## [Problem to work on]
Leaving out every picture, quote the data below exactly as it appears.

:: Provided data

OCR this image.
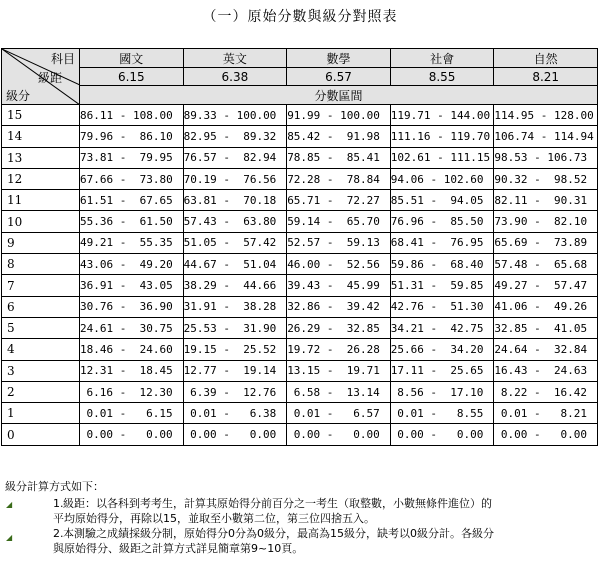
（一）原始分數與級分對照表
科目
級距
級分	國文	英文	數學	社會	自然
	6.15	6.38	6.57	8.55	8.21
	分數區間				
15	86.11 - 108.00	89.33 - 100.00	91.99 - 100.00	119.71 - 144.00	114.95 - 128.00
14	79.96 -  86.10	82.95 -  89.32	85.42 -  91.98	111.16 - 119.70	106.74 - 114.94
13	73.81 -  79.95	76.57 -  82.94	78.85 -  85.41	102.61 - 111.15	98.53 - 106.73
12	67.66 -  73.80	70.19 -  76.56	72.28 -  78.84	94.06 - 102.60	90.32 -  98.52
11	61.51 -  67.65	63.81 -  70.18	65.71 -  72.27	85.51 -  94.05	82.11 -  90.31
10	55.36 -  61.50	57.43 -  63.80	59.14 -  65.70	76.96 -  85.50	73.90 -  82.10
9	49.21 -  55.35	51.05 -  57.42	52.57 -  59.13	68.41 -  76.95	65.69 -  73.89
8	43.06 -  49.20	44.67 -  51.04	46.00 -  52.56	59.86 -  68.40	57.48 -  65.68
7	36.91 -  43.05	38.29 -  44.66	39.43 -  45.99	51.31 -  59.85	49.27 -  57.47
6	30.76 -  36.90	31.91 -  38.28	32.86 -  39.42	42.76 -  51.30	41.06 -  49.26
5	24.61 -  30.75	25.53 -  31.90	26.29 -  32.85	34.21 -  42.75	32.85 -  41.05
4	18.46 -  24.60	19.15 -  25.52	19.72 -  26.28	25.66 -  34.20	24.64 -  32.84
3	12.31 -  18.45	12.77 -  19.14	13.15 -  19.71	17.11 -  25.65	16.43 -  24.63
2	6.16 -  12.30	6.39 -  12.76	6.58 -  13.14	8.56 -  17.10	8.22 -  16.42
1	0.01 -   6.15	0.01 -   6.38	0.01 -   6.57	0.01 -   8.55	0.01 -   8.21
0	0.00 -   0.00	0.00 -   0.00	0.00 -   0.00	0.00 -   0.00	0.00 -   0.00
級分計算方式如下：
◢	1. 級距：以各科到考考生，計算其原始得分前百分之一考生（取整數，小數無條件進位）的
平均原始得分，再除以15，並取至小數第二位，第三位四捨五入。
◢	2. 本測驗之成績採級分制，原始得分0分為0級分，最高為15級分，缺考以0級分計。各級分
與原始得分、級距之計算方式詳見簡章第9~10頁。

::::

## [Solution]
OCR this image.
（一）原始分數與級分對照表
科目
級距
級分	國文	英文	數學	社會	自然
	6.15	6.38	6.57	8.55	8.21
	分數區間				
15	86.11 - 108.00	89.33 - 100.00	91.99 - 100.00	119.71 - 144.00	114.95 - 128.00
14	79.96 -  86.10	82.95 -  89.32	85.42 -  91.98	111.16 - 119.70	106.74 - 114.94
13	73.81 -  79.95	76.57 -  82.94	78.85 -  85.41	102.61 - 111.15	98.53 - 106.73
12	67.66 -  73.80	70.19 -  76.56	72.28 -  78.84	94.06 - 102.60	90.32 -  98.52
11	61.51 -  67.65	63.81 -  70.18	65.71 -  72.27	85.51 -  94.05	82.11 -  90.31
10	55.36 -  61.50	57.43 -  63.80	59.14 -  65.70	76.96 -  85.50	73.90 -  82.10
9	49.21 -  55.35	51.05 -  57.42	52.57 -  59.13	68.41 -  76.95	65.69 -  73.89
8	43.06 -  49.20	44.67 -  51.04	46.00 -  52.56	59.86 -  68.40	57.48 -  65.68
7	36.91 -  43.05	38.29 -  44.66	39.43 -  45.99	51.31 -  59.85	49.27 -  57.47
6	30.76 -  36.90	31.91 -  38.28	32.86 -  39.42	42.76 -  51.30	41.06 -  49.26
5	24.61 -  30.75	25.53 -  31.90	26.29 -  32.85	34.21 -  42.75	32.85 -  41.05
4	18.46 -  24.60	19.15 -  25.52	19.72 -  26.28	25.66 -  34.20	24.64 -  32.84
3	12.31 -  18.45	12.77 -  19.14	13.15 -  19.71	17.11 -  25.65	16.43 -  24.63
2	6.16 -  12.30	6.39 -  12.76	6.58 -  13.14	8.56 -  17.10	8.22 -  16.42
1	0.01 -   6.15	0.01 -   6.38	0.01 -   6.57	0.01 -   8.55	0.01 -   8.21
0	0.00 -   0.00	0.00 -   0.00	0.00 -   0.00	0.00 -   0.00	0.00 -   0.00
級分計算方式如下：
◢	1. 級距：以各科到考考生，計算其原始得分前百分之一考生（取整數，小數無條件進位）的
平均原始得分，再除以15，並取至小數第二位，第三位四捨五入。
◢	2. 本測驗之成績採級分制，原始得分0分為0級分，最高為15級分，缺考以0級分計。各級分
與原始得分、級距之計算方式詳見簡章第9~10頁。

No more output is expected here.